Data items
————————

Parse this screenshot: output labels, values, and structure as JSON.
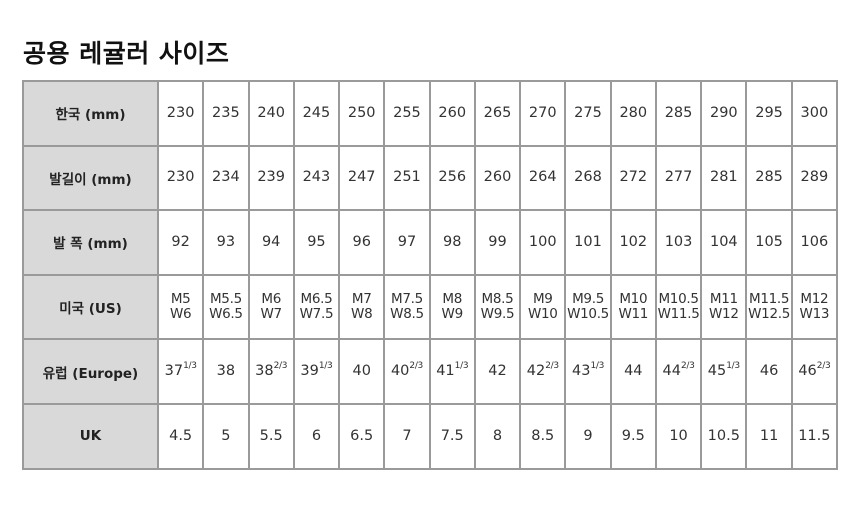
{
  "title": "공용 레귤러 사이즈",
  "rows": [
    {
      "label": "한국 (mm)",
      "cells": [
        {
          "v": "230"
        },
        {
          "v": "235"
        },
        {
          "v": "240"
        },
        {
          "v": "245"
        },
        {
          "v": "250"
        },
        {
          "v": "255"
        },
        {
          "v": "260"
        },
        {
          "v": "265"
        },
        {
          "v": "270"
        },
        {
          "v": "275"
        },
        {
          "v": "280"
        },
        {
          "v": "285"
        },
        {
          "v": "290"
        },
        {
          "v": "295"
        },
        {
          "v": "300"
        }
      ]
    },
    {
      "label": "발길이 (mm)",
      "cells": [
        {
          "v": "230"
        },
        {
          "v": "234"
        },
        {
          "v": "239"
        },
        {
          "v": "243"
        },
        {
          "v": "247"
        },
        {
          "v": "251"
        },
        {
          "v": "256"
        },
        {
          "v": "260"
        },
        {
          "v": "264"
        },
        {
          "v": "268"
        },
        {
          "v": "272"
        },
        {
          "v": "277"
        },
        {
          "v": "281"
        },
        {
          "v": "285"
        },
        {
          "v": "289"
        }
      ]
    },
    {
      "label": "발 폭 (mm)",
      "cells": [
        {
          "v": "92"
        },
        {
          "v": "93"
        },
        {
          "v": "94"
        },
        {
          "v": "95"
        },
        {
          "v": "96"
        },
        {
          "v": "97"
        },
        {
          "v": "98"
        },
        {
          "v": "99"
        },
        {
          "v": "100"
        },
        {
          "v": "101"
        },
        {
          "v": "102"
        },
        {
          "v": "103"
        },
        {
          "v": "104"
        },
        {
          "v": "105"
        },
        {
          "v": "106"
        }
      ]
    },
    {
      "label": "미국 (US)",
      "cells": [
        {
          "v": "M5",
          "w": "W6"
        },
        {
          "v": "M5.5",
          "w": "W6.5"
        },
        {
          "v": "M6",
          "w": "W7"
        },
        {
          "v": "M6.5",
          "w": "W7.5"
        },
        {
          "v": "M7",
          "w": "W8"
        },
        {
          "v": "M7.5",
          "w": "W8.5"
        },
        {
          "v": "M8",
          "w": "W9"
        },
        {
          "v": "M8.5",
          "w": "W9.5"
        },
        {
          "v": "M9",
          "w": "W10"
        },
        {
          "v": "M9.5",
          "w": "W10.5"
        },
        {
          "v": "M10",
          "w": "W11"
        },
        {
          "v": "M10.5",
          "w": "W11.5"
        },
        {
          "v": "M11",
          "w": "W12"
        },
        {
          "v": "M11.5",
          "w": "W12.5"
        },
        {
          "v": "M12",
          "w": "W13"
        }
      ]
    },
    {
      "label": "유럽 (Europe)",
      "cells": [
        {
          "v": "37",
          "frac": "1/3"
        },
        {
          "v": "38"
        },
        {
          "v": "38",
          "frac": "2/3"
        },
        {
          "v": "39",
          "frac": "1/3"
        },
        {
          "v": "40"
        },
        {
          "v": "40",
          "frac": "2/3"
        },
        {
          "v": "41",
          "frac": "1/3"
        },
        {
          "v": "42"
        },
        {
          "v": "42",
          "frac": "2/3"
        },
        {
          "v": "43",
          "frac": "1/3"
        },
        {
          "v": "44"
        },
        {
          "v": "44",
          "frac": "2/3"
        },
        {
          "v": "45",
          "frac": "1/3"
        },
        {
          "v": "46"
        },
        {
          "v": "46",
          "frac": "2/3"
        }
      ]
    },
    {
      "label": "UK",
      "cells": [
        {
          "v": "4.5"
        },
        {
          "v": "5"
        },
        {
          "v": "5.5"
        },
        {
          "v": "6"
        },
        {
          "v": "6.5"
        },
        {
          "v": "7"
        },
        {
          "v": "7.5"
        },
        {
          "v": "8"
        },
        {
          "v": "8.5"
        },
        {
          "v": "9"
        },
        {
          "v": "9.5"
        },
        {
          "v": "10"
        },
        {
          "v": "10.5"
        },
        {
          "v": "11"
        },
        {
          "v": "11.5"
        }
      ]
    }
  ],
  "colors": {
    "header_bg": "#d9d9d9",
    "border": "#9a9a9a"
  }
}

————————

Write the records out once more, exactly as they appear, with no pictures.

Finished exercise
Parse this screenshot: output labels, values, and structure as JSON.
{
  "title": "공용 레귤러 사이즈",
  "rows": [
    {
      "label": "한국 (mm)",
      "cells": [
        {
          "v": "230"
        },
        {
          "v": "235"
        },
        {
          "v": "240"
        },
        {
          "v": "245"
        },
        {
          "v": "250"
        },
        {
          "v": "255"
        },
        {
          "v": "260"
        },
        {
          "v": "265"
        },
        {
          "v": "270"
        },
        {
          "v": "275"
        },
        {
          "v": "280"
        },
        {
          "v": "285"
        },
        {
          "v": "290"
        },
        {
          "v": "295"
        },
        {
          "v": "300"
        }
      ]
    },
    {
      "label": "발길이 (mm)",
      "cells": [
        {
          "v": "230"
        },
        {
          "v": "234"
        },
        {
          "v": "239"
        },
        {
          "v": "243"
        },
        {
          "v": "247"
        },
        {
          "v": "251"
        },
        {
          "v": "256"
        },
        {
          "v": "260"
        },
        {
          "v": "264"
        },
        {
          "v": "268"
        },
        {
          "v": "272"
        },
        {
          "v": "277"
        },
        {
          "v": "281"
        },
        {
          "v": "285"
        },
        {
          "v": "289"
        }
      ]
    },
    {
      "label": "발 폭 (mm)",
      "cells": [
        {
          "v": "92"
        },
        {
          "v": "93"
        },
        {
          "v": "94"
        },
        {
          "v": "95"
        },
        {
          "v": "96"
        },
        {
          "v": "97"
        },
        {
          "v": "98"
        },
        {
          "v": "99"
        },
        {
          "v": "100"
        },
        {
          "v": "101"
        },
        {
          "v": "102"
        },
        {
          "v": "103"
        },
        {
          "v": "104"
        },
        {
          "v": "105"
        },
        {
          "v": "106"
        }
      ]
    },
    {
      "label": "미국 (US)",
      "cells": [
        {
          "v": "M5",
          "w": "W6"
        },
        {
          "v": "M5.5",
          "w": "W6.5"
        },
        {
          "v": "M6",
          "w": "W7"
        },
        {
          "v": "M6.5",
          "w": "W7.5"
        },
        {
          "v": "M7",
          "w": "W8"
        },
        {
          "v": "M7.5",
          "w": "W8.5"
        },
        {
          "v": "M8",
          "w": "W9"
        },
        {
          "v": "M8.5",
          "w": "W9.5"
        },
        {
          "v": "M9",
          "w": "W10"
        },
        {
          "v": "M9.5",
          "w": "W10.5"
        },
        {
          "v": "M10",
          "w": "W11"
        },
        {
          "v": "M10.5",
          "w": "W11.5"
        },
        {
          "v": "M11",
          "w": "W12"
        },
        {
          "v": "M11.5",
          "w": "W12.5"
        },
        {
          "v": "M12",
          "w": "W13"
        }
      ]
    },
    {
      "label": "유럽 (Europe)",
      "cells": [
        {
          "v": "37",
          "frac": "1/3"
        },
        {
          "v": "38"
        },
        {
          "v": "38",
          "frac": "2/3"
        },
        {
          "v": "39",
          "frac": "1/3"
        },
        {
          "v": "40"
        },
        {
          "v": "40",
          "frac": "2/3"
        },
        {
          "v": "41",
          "frac": "1/3"
        },
        {
          "v": "42"
        },
        {
          "v": "42",
          "frac": "2/3"
        },
        {
          "v": "43",
          "frac": "1/3"
        },
        {
          "v": "44"
        },
        {
          "v": "44",
          "frac": "2/3"
        },
        {
          "v": "45",
          "frac": "1/3"
        },
        {
          "v": "46"
        },
        {
          "v": "46",
          "frac": "2/3"
        }
      ]
    },
    {
      "label": "UK",
      "cells": [
        {
          "v": "4.5"
        },
        {
          "v": "5"
        },
        {
          "v": "5.5"
        },
        {
          "v": "6"
        },
        {
          "v": "6.5"
        },
        {
          "v": "7"
        },
        {
          "v": "7.5"
        },
        {
          "v": "8"
        },
        {
          "v": "8.5"
        },
        {
          "v": "9"
        },
        {
          "v": "9.5"
        },
        {
          "v": "10"
        },
        {
          "v": "10.5"
        },
        {
          "v": "11"
        },
        {
          "v": "11.5"
        }
      ]
    }
  ],
  "colors": {
    "header_bg": "#d9d9d9",
    "border": "#9a9a9a"
  }
}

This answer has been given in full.